**TASK DIRECTIONS**
Answer with one number only: the number of lines that include the word "chevron".

**INFORMATION SUPPLIED**
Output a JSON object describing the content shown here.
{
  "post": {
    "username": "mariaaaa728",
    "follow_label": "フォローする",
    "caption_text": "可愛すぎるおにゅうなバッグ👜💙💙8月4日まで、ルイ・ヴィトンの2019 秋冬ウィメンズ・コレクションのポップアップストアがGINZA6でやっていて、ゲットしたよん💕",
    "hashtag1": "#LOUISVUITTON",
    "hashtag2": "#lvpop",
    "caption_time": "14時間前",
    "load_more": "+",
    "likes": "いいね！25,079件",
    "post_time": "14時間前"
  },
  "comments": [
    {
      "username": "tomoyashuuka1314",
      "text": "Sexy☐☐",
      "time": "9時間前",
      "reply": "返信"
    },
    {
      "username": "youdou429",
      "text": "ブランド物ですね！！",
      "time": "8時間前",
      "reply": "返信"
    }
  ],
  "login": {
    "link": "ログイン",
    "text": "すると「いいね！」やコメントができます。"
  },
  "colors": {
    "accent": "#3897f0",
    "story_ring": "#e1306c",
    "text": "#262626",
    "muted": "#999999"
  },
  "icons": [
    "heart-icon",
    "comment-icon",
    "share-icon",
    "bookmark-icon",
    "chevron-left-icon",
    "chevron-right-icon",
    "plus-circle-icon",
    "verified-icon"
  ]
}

--

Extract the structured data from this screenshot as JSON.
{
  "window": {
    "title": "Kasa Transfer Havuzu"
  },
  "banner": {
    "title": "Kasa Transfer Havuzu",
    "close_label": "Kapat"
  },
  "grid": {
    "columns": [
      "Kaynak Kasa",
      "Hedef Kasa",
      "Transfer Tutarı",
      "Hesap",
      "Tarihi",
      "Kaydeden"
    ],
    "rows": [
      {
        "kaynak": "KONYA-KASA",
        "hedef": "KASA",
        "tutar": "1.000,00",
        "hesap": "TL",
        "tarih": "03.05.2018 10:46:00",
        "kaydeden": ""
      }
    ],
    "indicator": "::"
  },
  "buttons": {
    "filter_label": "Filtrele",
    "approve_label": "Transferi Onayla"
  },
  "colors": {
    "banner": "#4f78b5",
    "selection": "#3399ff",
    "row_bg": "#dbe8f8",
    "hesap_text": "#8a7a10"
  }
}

**RESULT OF THIS EXERCISE**
2